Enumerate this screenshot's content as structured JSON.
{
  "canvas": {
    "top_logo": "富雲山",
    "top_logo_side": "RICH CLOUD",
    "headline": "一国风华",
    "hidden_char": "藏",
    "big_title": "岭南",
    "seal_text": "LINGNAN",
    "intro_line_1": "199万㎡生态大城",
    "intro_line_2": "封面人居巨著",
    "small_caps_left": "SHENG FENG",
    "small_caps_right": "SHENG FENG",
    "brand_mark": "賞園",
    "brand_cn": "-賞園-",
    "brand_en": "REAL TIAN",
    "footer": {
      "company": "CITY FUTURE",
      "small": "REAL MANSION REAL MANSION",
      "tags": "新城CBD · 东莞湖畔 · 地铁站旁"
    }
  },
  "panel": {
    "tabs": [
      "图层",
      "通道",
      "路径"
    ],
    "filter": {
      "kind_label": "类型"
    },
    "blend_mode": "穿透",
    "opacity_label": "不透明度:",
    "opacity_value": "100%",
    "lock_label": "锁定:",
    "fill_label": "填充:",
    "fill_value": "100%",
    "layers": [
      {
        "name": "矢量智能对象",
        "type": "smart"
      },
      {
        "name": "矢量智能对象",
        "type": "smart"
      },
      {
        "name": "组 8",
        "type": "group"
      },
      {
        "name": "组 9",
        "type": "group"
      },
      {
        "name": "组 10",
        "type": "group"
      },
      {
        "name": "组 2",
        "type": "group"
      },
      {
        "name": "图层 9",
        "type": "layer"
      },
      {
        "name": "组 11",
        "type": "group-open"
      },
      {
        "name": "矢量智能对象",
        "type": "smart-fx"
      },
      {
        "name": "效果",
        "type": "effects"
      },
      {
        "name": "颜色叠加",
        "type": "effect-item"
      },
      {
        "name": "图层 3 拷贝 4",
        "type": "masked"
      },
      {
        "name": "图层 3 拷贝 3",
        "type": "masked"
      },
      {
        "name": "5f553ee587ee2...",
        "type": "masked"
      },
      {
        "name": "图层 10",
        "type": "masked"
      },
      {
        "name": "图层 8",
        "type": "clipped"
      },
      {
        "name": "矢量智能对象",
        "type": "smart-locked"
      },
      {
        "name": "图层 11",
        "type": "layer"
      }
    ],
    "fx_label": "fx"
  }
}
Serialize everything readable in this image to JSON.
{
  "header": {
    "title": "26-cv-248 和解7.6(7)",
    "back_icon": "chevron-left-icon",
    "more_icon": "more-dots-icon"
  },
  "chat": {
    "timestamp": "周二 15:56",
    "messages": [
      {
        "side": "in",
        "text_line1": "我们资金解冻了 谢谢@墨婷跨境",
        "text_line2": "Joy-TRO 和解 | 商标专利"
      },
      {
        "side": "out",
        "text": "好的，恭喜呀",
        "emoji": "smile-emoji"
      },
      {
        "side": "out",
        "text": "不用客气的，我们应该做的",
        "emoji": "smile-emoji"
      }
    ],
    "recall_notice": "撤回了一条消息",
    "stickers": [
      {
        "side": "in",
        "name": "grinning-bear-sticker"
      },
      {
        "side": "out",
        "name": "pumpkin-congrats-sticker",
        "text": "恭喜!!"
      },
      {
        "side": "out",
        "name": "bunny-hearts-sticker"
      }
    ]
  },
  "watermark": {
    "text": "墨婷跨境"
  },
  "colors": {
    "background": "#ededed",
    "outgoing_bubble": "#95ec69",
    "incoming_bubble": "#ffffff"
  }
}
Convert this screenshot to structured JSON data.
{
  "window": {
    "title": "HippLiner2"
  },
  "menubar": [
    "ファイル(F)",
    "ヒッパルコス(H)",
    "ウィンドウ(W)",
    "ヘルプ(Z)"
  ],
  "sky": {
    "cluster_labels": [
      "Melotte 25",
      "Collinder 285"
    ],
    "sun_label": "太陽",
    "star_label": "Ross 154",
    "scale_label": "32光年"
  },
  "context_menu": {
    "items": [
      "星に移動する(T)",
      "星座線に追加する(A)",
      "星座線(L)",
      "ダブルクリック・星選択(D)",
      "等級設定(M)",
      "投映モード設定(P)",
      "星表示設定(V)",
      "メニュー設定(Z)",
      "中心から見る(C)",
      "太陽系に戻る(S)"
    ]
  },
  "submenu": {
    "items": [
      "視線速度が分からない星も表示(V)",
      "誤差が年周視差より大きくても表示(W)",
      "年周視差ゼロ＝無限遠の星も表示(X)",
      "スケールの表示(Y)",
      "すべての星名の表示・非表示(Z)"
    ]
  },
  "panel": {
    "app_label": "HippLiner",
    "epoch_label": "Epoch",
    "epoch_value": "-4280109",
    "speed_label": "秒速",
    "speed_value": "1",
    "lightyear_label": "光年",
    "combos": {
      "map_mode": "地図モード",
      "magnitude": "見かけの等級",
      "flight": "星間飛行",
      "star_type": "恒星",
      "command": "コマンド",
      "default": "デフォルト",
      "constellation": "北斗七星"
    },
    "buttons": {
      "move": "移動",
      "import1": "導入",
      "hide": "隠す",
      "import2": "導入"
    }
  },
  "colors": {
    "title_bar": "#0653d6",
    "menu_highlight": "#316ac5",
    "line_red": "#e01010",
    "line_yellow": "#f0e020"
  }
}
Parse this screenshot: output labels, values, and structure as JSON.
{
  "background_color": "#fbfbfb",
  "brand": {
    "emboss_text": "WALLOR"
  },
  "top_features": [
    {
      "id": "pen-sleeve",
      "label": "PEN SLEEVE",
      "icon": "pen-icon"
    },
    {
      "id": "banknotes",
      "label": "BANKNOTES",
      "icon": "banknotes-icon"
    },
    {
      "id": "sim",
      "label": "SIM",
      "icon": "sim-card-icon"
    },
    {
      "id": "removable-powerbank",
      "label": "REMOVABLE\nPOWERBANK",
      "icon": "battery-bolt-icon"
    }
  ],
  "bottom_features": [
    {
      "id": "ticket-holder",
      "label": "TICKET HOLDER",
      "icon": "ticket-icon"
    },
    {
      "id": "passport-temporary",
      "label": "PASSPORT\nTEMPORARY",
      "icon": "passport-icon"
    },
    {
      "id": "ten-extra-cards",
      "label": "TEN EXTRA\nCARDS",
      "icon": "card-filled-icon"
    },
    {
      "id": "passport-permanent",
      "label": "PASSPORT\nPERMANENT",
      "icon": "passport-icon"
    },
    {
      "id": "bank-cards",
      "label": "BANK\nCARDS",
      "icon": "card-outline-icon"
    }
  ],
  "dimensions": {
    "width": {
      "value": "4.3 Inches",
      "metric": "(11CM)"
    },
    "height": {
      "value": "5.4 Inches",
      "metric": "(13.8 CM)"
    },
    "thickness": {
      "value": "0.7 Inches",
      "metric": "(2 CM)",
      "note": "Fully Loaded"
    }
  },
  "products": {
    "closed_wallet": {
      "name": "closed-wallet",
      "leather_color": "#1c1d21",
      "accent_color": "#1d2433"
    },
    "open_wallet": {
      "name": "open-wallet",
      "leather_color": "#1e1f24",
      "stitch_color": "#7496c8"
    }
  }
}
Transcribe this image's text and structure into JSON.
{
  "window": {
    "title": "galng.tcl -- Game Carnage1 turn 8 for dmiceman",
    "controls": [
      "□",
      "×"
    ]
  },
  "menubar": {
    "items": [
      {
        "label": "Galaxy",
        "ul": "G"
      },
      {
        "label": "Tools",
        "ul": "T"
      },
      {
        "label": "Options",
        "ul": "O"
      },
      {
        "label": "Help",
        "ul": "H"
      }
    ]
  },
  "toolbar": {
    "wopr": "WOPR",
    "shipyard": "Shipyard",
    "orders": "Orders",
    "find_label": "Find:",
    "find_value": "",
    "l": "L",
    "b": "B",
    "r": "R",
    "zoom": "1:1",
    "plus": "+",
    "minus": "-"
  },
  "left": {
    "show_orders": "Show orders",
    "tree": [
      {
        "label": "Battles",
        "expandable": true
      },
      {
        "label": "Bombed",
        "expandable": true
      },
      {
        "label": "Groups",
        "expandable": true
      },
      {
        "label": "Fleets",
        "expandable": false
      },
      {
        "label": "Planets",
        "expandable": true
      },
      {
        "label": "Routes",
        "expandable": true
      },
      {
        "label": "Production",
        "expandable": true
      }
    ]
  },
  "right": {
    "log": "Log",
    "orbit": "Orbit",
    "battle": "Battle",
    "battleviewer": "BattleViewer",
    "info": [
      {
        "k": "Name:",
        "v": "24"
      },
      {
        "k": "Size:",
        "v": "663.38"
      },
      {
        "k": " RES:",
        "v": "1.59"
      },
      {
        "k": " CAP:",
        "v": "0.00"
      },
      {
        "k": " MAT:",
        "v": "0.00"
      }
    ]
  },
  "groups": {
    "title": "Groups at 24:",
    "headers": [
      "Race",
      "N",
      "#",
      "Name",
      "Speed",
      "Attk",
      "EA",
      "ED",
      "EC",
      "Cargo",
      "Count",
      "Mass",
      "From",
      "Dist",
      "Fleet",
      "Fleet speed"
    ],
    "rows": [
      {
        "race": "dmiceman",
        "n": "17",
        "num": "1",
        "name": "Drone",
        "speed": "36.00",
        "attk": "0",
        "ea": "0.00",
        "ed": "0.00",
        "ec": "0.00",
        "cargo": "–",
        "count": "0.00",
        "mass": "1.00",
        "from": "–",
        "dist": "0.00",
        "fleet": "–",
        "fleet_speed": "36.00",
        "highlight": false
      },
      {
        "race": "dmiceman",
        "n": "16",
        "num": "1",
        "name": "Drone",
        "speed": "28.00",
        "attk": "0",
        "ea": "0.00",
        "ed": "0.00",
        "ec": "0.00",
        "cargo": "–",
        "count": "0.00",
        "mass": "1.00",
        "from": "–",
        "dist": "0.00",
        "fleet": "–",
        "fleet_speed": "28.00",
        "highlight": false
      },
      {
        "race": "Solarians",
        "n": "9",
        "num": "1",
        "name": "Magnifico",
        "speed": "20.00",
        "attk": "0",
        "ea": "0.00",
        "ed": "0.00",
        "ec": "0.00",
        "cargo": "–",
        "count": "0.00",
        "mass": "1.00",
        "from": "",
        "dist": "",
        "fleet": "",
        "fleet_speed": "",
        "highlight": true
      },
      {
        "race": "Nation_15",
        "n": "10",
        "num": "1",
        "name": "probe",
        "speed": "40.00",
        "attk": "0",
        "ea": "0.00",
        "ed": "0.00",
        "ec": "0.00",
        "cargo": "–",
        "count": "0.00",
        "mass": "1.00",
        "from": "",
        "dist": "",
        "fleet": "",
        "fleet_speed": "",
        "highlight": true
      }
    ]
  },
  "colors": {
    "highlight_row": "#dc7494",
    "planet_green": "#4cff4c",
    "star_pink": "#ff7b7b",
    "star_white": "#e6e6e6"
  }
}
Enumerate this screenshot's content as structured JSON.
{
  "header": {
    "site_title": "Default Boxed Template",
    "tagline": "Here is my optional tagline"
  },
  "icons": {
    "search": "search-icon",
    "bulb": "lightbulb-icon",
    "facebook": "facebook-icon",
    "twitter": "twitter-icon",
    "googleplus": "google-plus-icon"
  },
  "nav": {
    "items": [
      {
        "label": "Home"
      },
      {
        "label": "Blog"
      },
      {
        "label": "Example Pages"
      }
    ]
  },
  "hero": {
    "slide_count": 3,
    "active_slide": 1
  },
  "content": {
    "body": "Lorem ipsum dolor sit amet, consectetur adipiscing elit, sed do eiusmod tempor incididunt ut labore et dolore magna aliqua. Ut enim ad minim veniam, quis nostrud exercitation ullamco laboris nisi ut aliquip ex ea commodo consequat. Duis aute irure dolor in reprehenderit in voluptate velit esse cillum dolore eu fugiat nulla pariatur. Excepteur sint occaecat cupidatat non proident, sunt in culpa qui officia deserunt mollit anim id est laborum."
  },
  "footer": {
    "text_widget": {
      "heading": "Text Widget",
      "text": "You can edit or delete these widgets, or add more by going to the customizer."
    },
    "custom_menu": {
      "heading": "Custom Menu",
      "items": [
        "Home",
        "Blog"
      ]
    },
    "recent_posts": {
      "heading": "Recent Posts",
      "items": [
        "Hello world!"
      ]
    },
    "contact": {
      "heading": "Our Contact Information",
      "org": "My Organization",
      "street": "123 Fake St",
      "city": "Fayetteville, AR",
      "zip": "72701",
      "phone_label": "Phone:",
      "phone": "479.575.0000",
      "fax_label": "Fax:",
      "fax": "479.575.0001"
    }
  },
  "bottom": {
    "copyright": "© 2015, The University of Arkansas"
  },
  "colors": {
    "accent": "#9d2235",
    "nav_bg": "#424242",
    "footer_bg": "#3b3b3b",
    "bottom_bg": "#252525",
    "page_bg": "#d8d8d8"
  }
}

· · ·

Count the lines that include the word "image" and state the result as a bare number.

2